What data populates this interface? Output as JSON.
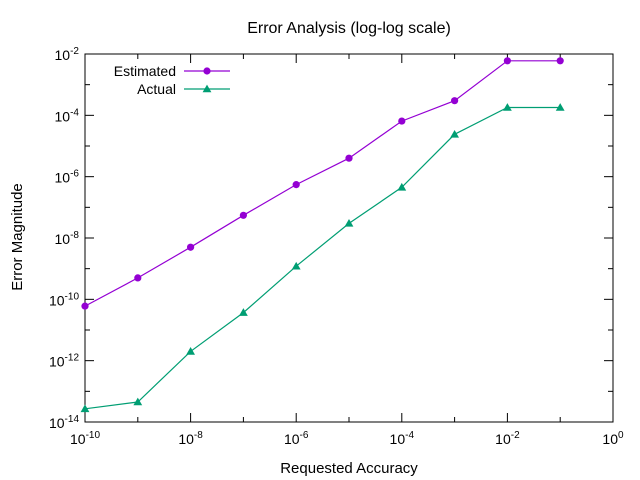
{
  "chart_data": {
    "type": "line",
    "title": "Error Analysis (log-log scale)",
    "xlabel": "Requested Accuracy",
    "ylabel": "Error Magnitude",
    "xscale": "log",
    "yscale": "log",
    "xlim": [
      1e-10,
      1
    ],
    "ylim": [
      1e-14,
      0.01
    ],
    "grid": false,
    "legend_position": "top-left",
    "x": [
      1e-10,
      1e-09,
      1e-08,
      1e-07,
      1e-06,
      1e-05,
      0.0001,
      0.001,
      0.01,
      0.1
    ],
    "series": [
      {
        "name": "Estimated",
        "color": "#9400d3",
        "marker": "circle",
        "values": [
          6e-11,
          5e-10,
          5e-09,
          5.5e-08,
          5.5e-07,
          4e-06,
          6.5e-05,
          0.0003,
          0.006,
          0.006
        ]
      },
      {
        "name": "Actual",
        "color": "#009e73",
        "marker": "triangle",
        "values": [
          2.7e-14,
          4.5e-14,
          2e-12,
          3.7e-11,
          1.2e-09,
          3e-08,
          4.5e-07,
          2.4e-05,
          0.00018,
          0.00018
        ]
      }
    ],
    "x_ticks": [
      {
        "base": "10",
        "exp": "-10",
        "value": 1e-10
      },
      {
        "base": "10",
        "exp": "-8",
        "value": 1e-08
      },
      {
        "base": "10",
        "exp": "-6",
        "value": 1e-06
      },
      {
        "base": "10",
        "exp": "-4",
        "value": 0.0001
      },
      {
        "base": "10",
        "exp": "-2",
        "value": 0.01
      },
      {
        "base": "10",
        "exp": "0",
        "value": 1
      }
    ],
    "y_ticks": [
      {
        "base": "10",
        "exp": "-14",
        "value": 1e-14
      },
      {
        "base": "10",
        "exp": "-12",
        "value": 1e-12
      },
      {
        "base": "10",
        "exp": "-10",
        "value": 1e-10
      },
      {
        "base": "10",
        "exp": "-8",
        "value": 1e-08
      },
      {
        "base": "10",
        "exp": "-6",
        "value": 1e-06
      },
      {
        "base": "10",
        "exp": "-4",
        "value": 0.0001
      },
      {
        "base": "10",
        "exp": "-2",
        "value": 0.01
      }
    ]
  }
}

---

> [Problem details] What you return should match the records above word for word, minus the pictures.

> [Result]
What data populates this interface? Output as JSON.
{
  "chart_data": {
    "type": "line",
    "title": "Error Analysis (log-log scale)",
    "xlabel": "Requested Accuracy",
    "ylabel": "Error Magnitude",
    "xscale": "log",
    "yscale": "log",
    "xlim": [
      1e-10,
      1
    ],
    "ylim": [
      1e-14,
      0.01
    ],
    "grid": false,
    "legend_position": "top-left",
    "x": [
      1e-10,
      1e-09,
      1e-08,
      1e-07,
      1e-06,
      1e-05,
      0.0001,
      0.001,
      0.01,
      0.1
    ],
    "series": [
      {
        "name": "Estimated",
        "color": "#9400d3",
        "marker": "circle",
        "values": [
          6e-11,
          5e-10,
          5e-09,
          5.5e-08,
          5.5e-07,
          4e-06,
          6.5e-05,
          0.0003,
          0.006,
          0.006
        ]
      },
      {
        "name": "Actual",
        "color": "#009e73",
        "marker": "triangle",
        "values": [
          2.7e-14,
          4.5e-14,
          2e-12,
          3.7e-11,
          1.2e-09,
          3e-08,
          4.5e-07,
          2.4e-05,
          0.00018,
          0.00018
        ]
      }
    ],
    "x_ticks": [
      {
        "base": "10",
        "exp": "-10",
        "value": 1e-10
      },
      {
        "base": "10",
        "exp": "-8",
        "value": 1e-08
      },
      {
        "base": "10",
        "exp": "-6",
        "value": 1e-06
      },
      {
        "base": "10",
        "exp": "-4",
        "value": 0.0001
      },
      {
        "base": "10",
        "exp": "-2",
        "value": 0.01
      },
      {
        "base": "10",
        "exp": "0",
        "value": 1
      }
    ],
    "y_ticks": [
      {
        "base": "10",
        "exp": "-14",
        "value": 1e-14
      },
      {
        "base": "10",
        "exp": "-12",
        "value": 1e-12
      },
      {
        "base": "10",
        "exp": "-10",
        "value": 1e-10
      },
      {
        "base": "10",
        "exp": "-8",
        "value": 1e-08
      },
      {
        "base": "10",
        "exp": "-6",
        "value": 1e-06
      },
      {
        "base": "10",
        "exp": "-4",
        "value": 0.0001
      },
      {
        "base": "10",
        "exp": "-2",
        "value": 0.01
      }
    ]
  }
}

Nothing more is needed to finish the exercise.